#### Exercise
Copy every line from the records below that holds the word "icon".

(Items from a data source)
——

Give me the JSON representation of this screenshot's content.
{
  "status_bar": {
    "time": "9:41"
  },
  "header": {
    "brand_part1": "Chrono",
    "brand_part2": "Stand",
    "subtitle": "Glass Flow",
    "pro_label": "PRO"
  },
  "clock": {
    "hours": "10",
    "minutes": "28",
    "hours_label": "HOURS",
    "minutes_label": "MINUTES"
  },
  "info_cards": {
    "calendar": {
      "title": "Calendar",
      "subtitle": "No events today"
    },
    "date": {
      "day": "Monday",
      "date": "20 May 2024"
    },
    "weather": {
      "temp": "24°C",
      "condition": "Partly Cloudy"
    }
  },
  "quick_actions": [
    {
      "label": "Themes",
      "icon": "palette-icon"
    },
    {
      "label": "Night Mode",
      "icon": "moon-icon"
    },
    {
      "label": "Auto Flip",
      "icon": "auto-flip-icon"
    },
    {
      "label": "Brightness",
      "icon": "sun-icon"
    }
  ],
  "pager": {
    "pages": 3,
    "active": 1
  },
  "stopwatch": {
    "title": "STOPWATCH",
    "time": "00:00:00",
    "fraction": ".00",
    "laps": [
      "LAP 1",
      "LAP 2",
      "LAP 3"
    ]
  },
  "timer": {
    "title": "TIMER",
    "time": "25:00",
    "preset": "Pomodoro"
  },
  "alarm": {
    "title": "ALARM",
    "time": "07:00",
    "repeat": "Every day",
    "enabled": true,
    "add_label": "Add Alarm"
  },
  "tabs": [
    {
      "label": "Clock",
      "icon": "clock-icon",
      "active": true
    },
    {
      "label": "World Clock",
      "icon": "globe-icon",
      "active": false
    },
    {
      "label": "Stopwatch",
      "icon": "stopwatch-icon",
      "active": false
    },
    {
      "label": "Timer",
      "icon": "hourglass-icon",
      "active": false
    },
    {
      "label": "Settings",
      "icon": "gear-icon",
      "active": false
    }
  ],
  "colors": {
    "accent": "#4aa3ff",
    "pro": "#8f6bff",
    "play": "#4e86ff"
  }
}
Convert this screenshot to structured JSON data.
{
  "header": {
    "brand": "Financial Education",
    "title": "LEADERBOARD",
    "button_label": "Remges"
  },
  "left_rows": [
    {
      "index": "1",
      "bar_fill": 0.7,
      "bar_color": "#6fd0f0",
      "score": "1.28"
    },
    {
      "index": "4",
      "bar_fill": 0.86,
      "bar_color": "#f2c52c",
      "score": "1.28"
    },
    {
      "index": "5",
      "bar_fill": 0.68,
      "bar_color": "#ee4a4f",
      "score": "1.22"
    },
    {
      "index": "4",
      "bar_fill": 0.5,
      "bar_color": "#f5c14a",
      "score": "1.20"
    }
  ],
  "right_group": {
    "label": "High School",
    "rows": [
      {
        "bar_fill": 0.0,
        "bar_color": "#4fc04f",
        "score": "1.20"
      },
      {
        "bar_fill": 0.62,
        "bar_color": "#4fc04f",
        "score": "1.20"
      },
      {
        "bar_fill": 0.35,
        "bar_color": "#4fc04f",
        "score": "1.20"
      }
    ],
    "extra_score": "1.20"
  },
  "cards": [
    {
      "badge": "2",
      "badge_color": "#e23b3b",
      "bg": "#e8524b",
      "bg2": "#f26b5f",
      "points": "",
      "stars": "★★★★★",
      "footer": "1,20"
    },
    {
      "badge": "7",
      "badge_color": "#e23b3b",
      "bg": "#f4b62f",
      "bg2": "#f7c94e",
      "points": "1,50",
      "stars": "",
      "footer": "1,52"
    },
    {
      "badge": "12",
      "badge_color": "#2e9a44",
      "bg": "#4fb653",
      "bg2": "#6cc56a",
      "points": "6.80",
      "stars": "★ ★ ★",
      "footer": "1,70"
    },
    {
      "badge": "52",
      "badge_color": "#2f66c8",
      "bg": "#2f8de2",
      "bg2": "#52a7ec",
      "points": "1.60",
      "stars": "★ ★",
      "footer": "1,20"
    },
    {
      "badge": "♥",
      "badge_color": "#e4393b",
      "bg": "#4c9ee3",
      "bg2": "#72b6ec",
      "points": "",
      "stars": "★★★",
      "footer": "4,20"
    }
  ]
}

——

#### The solution
      "icon": "palette-icon"
      "icon": "moon-icon"
      "icon": "auto-flip-icon"
      "icon": "sun-icon"
      "icon": "clock-icon",
      "icon": "globe-icon",
      "icon": "stopwatch-icon",
      "icon": "hourglass-icon",
      "icon": "gear-icon",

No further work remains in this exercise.